[SET TASK]
Extract each line bearing the word "this".

[Figure dataset records]

>> start

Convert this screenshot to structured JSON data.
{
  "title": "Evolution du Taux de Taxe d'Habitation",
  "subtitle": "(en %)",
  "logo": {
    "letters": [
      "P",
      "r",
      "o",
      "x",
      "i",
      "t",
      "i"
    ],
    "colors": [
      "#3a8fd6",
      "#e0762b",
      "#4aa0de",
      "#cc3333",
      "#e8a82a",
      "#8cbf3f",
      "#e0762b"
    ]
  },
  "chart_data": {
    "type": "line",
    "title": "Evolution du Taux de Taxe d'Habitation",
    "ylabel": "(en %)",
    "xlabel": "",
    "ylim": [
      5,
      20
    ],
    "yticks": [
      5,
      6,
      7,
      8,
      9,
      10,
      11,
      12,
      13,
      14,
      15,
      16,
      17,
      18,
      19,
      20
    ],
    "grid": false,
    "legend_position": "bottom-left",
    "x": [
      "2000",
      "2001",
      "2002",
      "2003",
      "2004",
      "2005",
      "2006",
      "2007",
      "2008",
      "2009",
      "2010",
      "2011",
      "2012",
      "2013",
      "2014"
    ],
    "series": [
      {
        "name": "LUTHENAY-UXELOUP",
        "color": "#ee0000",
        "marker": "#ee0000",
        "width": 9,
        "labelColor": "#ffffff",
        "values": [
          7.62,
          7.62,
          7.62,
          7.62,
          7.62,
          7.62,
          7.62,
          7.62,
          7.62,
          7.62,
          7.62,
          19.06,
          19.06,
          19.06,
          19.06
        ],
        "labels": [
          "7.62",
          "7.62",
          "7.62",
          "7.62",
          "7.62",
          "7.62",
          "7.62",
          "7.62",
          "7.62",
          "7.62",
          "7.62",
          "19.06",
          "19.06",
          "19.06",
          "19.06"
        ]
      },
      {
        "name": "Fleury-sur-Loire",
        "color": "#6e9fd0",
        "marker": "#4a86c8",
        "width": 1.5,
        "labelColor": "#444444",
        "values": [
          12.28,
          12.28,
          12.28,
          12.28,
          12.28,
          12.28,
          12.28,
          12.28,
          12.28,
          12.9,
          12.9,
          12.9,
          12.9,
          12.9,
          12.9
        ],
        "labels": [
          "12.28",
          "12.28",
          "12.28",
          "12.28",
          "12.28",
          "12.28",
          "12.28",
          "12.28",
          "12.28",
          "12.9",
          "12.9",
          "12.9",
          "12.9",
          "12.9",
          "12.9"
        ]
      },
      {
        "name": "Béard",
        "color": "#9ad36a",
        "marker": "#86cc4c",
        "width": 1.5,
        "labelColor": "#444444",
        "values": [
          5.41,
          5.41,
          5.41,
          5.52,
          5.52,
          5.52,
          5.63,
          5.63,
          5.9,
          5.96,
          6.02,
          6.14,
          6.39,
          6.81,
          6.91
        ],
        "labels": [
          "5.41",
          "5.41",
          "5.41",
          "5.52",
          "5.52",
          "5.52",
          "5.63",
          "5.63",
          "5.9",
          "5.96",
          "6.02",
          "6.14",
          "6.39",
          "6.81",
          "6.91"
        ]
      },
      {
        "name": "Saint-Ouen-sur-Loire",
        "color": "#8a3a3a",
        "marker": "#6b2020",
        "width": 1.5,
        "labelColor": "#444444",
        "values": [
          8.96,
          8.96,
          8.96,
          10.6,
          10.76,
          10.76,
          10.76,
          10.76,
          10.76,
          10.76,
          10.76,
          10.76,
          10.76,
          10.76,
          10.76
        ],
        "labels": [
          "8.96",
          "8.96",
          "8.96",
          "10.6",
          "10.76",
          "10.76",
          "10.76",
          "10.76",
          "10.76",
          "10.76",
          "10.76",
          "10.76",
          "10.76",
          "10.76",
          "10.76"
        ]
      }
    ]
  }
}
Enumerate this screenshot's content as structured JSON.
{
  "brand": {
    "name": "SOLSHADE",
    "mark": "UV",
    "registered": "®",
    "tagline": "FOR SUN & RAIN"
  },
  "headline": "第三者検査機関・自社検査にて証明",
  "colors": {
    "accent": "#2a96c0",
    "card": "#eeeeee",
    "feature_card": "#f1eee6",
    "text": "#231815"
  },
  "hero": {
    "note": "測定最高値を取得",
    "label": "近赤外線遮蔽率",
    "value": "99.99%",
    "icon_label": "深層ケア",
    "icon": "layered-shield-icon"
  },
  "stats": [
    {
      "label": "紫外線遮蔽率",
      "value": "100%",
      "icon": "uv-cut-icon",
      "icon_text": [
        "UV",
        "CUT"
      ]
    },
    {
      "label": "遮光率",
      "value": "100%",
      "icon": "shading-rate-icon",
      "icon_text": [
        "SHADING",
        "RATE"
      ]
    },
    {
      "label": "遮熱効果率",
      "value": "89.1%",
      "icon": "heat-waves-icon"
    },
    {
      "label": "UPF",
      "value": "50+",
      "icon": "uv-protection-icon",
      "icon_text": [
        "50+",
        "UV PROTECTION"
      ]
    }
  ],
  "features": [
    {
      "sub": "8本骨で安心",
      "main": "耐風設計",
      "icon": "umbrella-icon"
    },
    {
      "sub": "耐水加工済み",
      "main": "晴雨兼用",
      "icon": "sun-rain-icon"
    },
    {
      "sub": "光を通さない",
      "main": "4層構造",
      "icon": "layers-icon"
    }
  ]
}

>> end

[REPLY TO THE EXERCISE]
Convert this screenshot to structured JSON data.
Enumerate this screenshot's content as structured JSON.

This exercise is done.